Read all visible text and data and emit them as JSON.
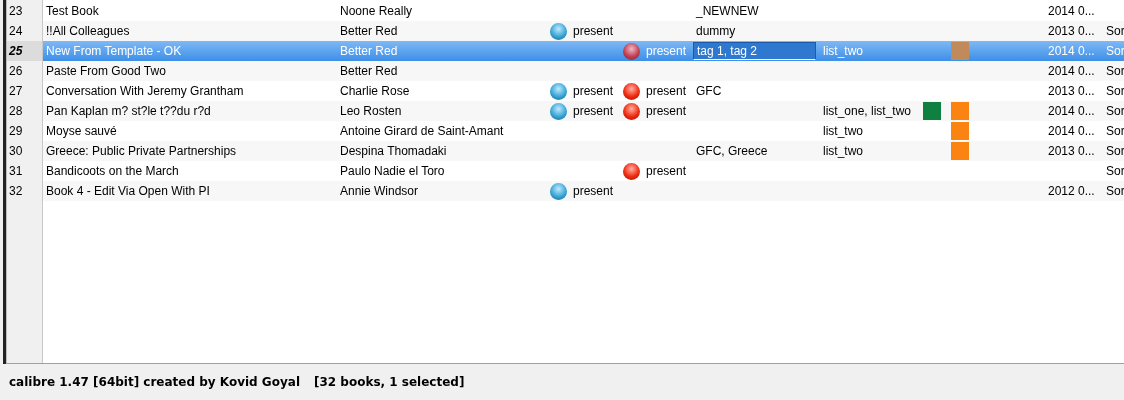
{
  "rows": [
    {
      "number": "23",
      "title": "Test Book",
      "author": "Noone Really",
      "column_5": "_NEWNEW",
      "column_10": "2014 0...",
      "selected": false,
      "editing": false
    },
    {
      "number": "24",
      "title": "!!All Colleagues",
      "author": "Better Red",
      "column_3": "present",
      "column_5": "dummy",
      "column_10": "2013 0...",
      "column_11": "Sor",
      "selected": false,
      "editing": false
    },
    {
      "number": "25",
      "title": "New From Template - OK",
      "author": "Better Red",
      "column_4": "present",
      "column_5": "tag 1, tag 2",
      "column_6": "list_two",
      "column_8": {
        "color": "#c08a5a"
      },
      "column_10": "2014 0...",
      "column_11": "Sor",
      "selected": true,
      "editing": true
    },
    {
      "number": "26",
      "title": "Paste From Good Two",
      "author": "Better Red",
      "column_10": "2014 0...",
      "column_11": "Sor",
      "selected": false,
      "editing": false
    },
    {
      "number": "27",
      "title": "Conversation With Jeremy Grantham",
      "author": "Charlie Rose",
      "column_3": "present",
      "column_4": "present",
      "column_5": "GFC",
      "column_10": "2013 0...",
      "column_11": "Sor",
      "selected": false,
      "editing": false
    },
    {
      "number": "28",
      "title": "Pan Kaplan m? st?le t??du r?d",
      "author": "Leo Rosten",
      "column_3": "present",
      "column_4": "present",
      "column_6": "list_one, list_two",
      "column_7": {
        "color": "#0f8040"
      },
      "column_8": {
        "color": "#fb8311"
      },
      "column_10": "2014 0...",
      "column_11": "Sor",
      "selected": false,
      "editing": false
    },
    {
      "number": "29",
      "title": "Moyse sauvé",
      "author": "Antoine Girard de Saint-Amant",
      "column_6": "list_two",
      "column_8": {
        "color": "#fb8311"
      },
      "column_10": "2014 0...",
      "column_11": "Sor",
      "selected": false,
      "editing": false
    },
    {
      "number": "30",
      "title": "Greece: Public Private Partnerships",
      "author": "Despina Thomadaki",
      "column_5": "GFC, Greece",
      "column_6": "list_two",
      "column_8": {
        "color": "#fb8311"
      },
      "column_10": "2013 0...",
      "column_11": "Sor",
      "selected": false,
      "editing": false
    },
    {
      "number": "31",
      "title": "Bandicoots on the March",
      "author": "Paulo Nadie el Toro",
      "column_4": "present",
      "column_11": "Sor",
      "selected": false,
      "editing": false
    },
    {
      "number": "32",
      "title": "Book 4 - Edit Via Open With PI",
      "author": "Annie Windsor",
      "column_3": "present",
      "column_10": "2012 0...",
      "column_11": "Sor",
      "selected": false,
      "editing": false
    }
  ],
  "status_bar": {
    "version": "calibre 1.47 [64bit] created by Kovid Goyal",
    "count": "[32 books, 1 selected]"
  }
}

Stated problem ->
Leave out the pictures and print each record exactly as it stands.

Written response ->
Read all visible text and data and emit them as JSON.
{
  "rows": [
    {
      "number": "23",
      "title": "Test Book",
      "author": "Noone Really",
      "column_5": "_NEWNEW",
      "column_10": "2014 0...",
      "selected": false,
      "editing": false
    },
    {
      "number": "24",
      "title": "!!All Colleagues",
      "author": "Better Red",
      "column_3": "present",
      "column_5": "dummy",
      "column_10": "2013 0...",
      "column_11": "Sor",
      "selected": false,
      "editing": false
    },
    {
      "number": "25",
      "title": "New From Template - OK",
      "author": "Better Red",
      "column_4": "present",
      "column_5": "tag 1, tag 2",
      "column_6": "list_two",
      "column_8": {
        "color": "#c08a5a"
      },
      "column_10": "2014 0...",
      "column_11": "Sor",
      "selected": true,
      "editing": true
    },
    {
      "number": "26",
      "title": "Paste From Good Two",
      "author": "Better Red",
      "column_10": "2014 0...",
      "column_11": "Sor",
      "selected": false,
      "editing": false
    },
    {
      "number": "27",
      "title": "Conversation With Jeremy Grantham",
      "author": "Charlie Rose",
      "column_3": "present",
      "column_4": "present",
      "column_5": "GFC",
      "column_10": "2013 0...",
      "column_11": "Sor",
      "selected": false,
      "editing": false
    },
    {
      "number": "28",
      "title": "Pan Kaplan m? st?le t??du r?d",
      "author": "Leo Rosten",
      "column_3": "present",
      "column_4": "present",
      "column_6": "list_one, list_two",
      "column_7": {
        "color": "#0f8040"
      },
      "column_8": {
        "color": "#fb8311"
      },
      "column_10": "2014 0...",
      "column_11": "Sor",
      "selected": false,
      "editing": false
    },
    {
      "number": "29",
      "title": "Moyse sauvé",
      "author": "Antoine Girard de Saint-Amant",
      "column_6": "list_two",
      "column_8": {
        "color": "#fb8311"
      },
      "column_10": "2014 0...",
      "column_11": "Sor",
      "selected": false,
      "editing": false
    },
    {
      "number": "30",
      "title": "Greece: Public Private Partnerships",
      "author": "Despina Thomadaki",
      "column_5": "GFC, Greece",
      "column_6": "list_two",
      "column_8": {
        "color": "#fb8311"
      },
      "column_10": "2013 0...",
      "column_11": "Sor",
      "selected": false,
      "editing": false
    },
    {
      "number": "31",
      "title": "Bandicoots on the March",
      "author": "Paulo Nadie el Toro",
      "column_4": "present",
      "column_11": "Sor",
      "selected": false,
      "editing": false
    },
    {
      "number": "32",
      "title": "Book 4 - Edit Via Open With PI",
      "author": "Annie Windsor",
      "column_3": "present",
      "column_10": "2012 0...",
      "column_11": "Sor",
      "selected": false,
      "editing": false
    }
  ],
  "status_bar": {
    "version": "calibre 1.47 [64bit] created by Kovid Goyal",
    "count": "[32 books, 1 selected]"
  }
}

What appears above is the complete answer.